THE TASK :: Note each line where "fare" appears, and copy it.

MATERIAL FOR THIS TASK ::
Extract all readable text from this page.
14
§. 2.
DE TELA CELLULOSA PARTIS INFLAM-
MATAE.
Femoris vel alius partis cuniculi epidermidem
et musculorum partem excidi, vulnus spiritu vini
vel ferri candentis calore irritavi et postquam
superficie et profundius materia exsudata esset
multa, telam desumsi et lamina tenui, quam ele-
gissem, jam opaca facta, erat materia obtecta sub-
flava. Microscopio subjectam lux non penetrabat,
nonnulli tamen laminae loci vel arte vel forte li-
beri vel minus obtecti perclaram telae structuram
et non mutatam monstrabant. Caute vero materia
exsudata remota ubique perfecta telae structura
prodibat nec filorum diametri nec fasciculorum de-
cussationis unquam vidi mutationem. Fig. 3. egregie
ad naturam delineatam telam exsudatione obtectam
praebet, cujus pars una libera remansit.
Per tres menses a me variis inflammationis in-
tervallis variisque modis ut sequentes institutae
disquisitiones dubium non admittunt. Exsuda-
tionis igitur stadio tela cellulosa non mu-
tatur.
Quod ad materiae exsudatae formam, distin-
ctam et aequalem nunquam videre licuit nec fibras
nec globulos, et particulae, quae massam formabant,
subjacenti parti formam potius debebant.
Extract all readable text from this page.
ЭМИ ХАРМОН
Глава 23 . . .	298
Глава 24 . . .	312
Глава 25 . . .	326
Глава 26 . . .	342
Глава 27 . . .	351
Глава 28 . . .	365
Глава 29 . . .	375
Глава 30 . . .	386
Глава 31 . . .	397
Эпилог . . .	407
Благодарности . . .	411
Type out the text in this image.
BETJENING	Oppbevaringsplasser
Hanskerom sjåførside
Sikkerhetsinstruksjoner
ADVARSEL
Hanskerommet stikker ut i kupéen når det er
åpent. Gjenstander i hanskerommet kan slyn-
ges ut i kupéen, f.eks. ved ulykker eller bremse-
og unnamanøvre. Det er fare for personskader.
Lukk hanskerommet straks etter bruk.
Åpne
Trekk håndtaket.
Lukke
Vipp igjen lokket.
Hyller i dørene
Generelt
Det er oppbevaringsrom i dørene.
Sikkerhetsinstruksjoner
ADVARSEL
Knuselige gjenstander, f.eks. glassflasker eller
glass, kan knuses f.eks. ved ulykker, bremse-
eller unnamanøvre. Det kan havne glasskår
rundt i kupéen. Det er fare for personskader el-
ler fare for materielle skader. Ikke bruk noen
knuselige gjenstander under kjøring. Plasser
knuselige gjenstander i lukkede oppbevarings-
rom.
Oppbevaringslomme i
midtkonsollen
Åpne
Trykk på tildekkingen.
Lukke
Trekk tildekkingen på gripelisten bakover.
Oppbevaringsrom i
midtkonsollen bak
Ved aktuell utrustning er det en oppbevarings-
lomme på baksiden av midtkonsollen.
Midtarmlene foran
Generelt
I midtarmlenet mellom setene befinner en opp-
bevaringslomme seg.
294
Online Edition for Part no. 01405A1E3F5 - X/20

OUTPUT OF THE EXERCISE ::
og unnamanøvre. Det er fare for personskader.
rundt i kupéen. Det er fare for personskader el-
ler fare for materielle skader. Ikke bruk noen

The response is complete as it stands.